Filter the listing and keep only the lines with the word "function".

- Material provided:
>> START
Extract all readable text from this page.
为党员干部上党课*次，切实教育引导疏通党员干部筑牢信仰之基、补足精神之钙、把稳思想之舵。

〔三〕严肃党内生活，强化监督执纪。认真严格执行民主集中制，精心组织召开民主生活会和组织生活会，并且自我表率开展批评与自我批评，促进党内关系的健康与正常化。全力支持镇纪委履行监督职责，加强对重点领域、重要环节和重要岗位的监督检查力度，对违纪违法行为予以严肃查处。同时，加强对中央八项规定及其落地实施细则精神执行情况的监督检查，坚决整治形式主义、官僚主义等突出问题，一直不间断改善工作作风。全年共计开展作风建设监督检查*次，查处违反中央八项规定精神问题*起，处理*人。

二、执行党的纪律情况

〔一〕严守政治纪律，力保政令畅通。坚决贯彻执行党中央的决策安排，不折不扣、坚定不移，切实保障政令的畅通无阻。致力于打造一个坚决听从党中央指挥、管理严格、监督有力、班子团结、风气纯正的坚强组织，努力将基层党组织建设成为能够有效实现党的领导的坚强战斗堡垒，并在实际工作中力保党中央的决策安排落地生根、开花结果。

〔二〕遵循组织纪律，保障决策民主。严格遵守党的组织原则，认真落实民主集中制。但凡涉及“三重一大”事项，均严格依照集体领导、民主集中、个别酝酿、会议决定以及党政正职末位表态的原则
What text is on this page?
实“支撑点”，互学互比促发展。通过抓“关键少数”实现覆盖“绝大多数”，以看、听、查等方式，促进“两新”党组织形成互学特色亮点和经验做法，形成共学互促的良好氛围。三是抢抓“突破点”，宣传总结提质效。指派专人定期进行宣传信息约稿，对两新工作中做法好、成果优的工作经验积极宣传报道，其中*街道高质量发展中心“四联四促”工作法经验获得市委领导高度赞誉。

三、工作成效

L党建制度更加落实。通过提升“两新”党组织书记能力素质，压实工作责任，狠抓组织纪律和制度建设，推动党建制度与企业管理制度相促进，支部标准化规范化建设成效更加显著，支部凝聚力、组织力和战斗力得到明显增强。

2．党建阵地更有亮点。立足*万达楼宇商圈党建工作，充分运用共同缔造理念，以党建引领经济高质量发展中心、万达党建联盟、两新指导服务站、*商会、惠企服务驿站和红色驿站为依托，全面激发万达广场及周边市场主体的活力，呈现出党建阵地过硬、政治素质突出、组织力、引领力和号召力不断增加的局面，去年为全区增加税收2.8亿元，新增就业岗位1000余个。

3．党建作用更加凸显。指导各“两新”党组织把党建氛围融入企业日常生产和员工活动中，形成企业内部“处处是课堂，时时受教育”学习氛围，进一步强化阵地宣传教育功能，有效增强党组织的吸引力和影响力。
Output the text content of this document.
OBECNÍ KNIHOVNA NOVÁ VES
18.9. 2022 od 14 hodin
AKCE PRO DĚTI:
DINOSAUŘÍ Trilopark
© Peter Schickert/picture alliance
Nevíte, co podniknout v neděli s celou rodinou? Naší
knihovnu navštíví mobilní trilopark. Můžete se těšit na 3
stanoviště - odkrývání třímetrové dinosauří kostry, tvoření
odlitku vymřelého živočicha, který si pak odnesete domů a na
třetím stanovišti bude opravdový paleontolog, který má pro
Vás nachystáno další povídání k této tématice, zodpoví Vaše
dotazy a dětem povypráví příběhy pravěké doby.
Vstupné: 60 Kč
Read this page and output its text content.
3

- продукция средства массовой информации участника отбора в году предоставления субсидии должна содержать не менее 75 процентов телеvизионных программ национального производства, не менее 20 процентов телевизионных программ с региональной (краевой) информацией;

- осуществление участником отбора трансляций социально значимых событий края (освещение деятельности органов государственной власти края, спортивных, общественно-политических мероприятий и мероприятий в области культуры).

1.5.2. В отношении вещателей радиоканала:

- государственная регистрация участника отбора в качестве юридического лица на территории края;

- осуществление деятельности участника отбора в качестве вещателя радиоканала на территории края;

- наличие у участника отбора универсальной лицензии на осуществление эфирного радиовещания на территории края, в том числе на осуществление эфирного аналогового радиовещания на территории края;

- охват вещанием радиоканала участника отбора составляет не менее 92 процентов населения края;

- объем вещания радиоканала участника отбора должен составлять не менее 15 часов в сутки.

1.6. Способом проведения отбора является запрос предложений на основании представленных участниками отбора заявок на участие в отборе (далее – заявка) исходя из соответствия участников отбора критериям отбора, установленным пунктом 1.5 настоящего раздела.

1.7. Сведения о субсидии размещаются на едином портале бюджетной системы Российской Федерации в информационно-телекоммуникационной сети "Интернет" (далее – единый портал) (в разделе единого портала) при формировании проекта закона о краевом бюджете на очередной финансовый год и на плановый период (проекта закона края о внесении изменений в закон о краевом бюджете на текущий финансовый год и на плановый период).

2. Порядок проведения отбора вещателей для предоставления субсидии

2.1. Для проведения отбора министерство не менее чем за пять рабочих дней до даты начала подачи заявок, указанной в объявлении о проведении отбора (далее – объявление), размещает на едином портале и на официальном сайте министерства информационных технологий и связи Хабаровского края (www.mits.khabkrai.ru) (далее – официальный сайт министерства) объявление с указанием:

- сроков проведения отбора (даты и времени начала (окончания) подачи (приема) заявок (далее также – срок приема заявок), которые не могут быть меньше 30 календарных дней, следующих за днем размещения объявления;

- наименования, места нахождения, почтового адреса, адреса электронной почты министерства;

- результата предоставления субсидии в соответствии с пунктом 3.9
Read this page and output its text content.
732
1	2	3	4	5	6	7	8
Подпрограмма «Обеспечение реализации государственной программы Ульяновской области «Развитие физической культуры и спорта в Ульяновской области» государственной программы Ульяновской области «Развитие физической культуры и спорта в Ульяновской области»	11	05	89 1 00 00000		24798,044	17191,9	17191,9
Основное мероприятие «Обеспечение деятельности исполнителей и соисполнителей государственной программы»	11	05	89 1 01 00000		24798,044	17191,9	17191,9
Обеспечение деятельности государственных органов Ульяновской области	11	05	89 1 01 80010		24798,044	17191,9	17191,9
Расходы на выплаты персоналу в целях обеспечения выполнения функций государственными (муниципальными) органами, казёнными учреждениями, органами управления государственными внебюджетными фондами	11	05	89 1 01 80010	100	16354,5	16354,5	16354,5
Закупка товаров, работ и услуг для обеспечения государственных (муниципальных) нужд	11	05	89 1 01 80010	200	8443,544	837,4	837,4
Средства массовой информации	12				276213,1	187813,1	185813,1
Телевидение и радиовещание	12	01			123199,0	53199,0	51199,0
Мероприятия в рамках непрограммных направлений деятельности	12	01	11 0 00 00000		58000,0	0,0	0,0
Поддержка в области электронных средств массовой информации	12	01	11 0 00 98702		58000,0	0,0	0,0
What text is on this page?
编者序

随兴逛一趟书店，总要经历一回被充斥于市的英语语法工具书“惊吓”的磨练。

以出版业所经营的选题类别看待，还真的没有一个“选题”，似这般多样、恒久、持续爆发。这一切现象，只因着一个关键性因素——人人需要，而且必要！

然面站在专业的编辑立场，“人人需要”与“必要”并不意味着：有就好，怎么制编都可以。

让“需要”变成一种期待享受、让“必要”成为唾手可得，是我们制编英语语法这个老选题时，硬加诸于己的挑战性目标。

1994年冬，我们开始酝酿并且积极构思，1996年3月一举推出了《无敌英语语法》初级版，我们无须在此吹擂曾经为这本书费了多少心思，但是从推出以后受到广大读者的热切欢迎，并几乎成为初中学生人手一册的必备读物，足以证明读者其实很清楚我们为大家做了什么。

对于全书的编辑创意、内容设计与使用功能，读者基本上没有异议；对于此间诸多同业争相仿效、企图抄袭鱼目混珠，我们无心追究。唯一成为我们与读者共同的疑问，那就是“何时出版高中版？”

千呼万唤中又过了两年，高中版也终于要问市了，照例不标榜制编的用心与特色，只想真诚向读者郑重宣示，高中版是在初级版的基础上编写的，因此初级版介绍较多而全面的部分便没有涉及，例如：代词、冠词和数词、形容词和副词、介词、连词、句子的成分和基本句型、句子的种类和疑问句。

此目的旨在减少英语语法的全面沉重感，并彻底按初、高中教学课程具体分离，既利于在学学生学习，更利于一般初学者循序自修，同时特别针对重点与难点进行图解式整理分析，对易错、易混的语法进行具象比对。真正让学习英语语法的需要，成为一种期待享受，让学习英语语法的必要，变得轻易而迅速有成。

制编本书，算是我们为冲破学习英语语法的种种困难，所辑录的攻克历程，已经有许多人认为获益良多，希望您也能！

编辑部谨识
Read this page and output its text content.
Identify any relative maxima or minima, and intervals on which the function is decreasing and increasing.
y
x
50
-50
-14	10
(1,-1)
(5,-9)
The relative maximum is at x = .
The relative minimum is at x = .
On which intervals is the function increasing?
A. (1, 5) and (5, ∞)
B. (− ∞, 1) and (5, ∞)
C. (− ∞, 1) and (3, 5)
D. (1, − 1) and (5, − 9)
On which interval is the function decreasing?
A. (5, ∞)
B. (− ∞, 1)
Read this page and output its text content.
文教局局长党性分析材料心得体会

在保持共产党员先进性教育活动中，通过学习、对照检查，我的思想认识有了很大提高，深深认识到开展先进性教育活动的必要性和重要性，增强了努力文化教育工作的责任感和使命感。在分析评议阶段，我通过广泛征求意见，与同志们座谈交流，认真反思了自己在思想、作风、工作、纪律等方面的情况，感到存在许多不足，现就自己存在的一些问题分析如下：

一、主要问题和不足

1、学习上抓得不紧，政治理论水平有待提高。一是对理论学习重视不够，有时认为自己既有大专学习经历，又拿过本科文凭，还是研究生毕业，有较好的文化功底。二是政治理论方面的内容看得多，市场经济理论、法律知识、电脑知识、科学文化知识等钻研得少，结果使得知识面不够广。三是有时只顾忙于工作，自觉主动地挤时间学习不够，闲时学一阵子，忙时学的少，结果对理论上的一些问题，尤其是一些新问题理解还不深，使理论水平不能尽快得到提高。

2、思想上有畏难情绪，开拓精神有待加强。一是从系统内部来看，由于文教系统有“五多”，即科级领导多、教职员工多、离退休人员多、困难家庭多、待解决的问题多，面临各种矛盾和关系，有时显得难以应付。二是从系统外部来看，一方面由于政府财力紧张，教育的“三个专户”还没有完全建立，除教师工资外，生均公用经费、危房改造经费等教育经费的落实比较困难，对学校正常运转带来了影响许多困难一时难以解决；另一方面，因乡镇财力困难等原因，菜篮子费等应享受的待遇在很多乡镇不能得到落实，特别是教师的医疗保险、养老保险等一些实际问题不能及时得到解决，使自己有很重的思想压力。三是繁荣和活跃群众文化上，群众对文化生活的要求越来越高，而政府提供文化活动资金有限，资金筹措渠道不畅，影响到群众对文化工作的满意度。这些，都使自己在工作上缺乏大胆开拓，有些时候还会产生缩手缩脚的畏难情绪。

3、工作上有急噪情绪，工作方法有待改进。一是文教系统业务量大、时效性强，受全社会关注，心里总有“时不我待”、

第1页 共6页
>> END
- Reply to the exercise:
Identify any relative maxima or minima, and intervals on which the function is decreasing and increasing.
On which intervals is the function increasing?
On which interval is the function decreasing?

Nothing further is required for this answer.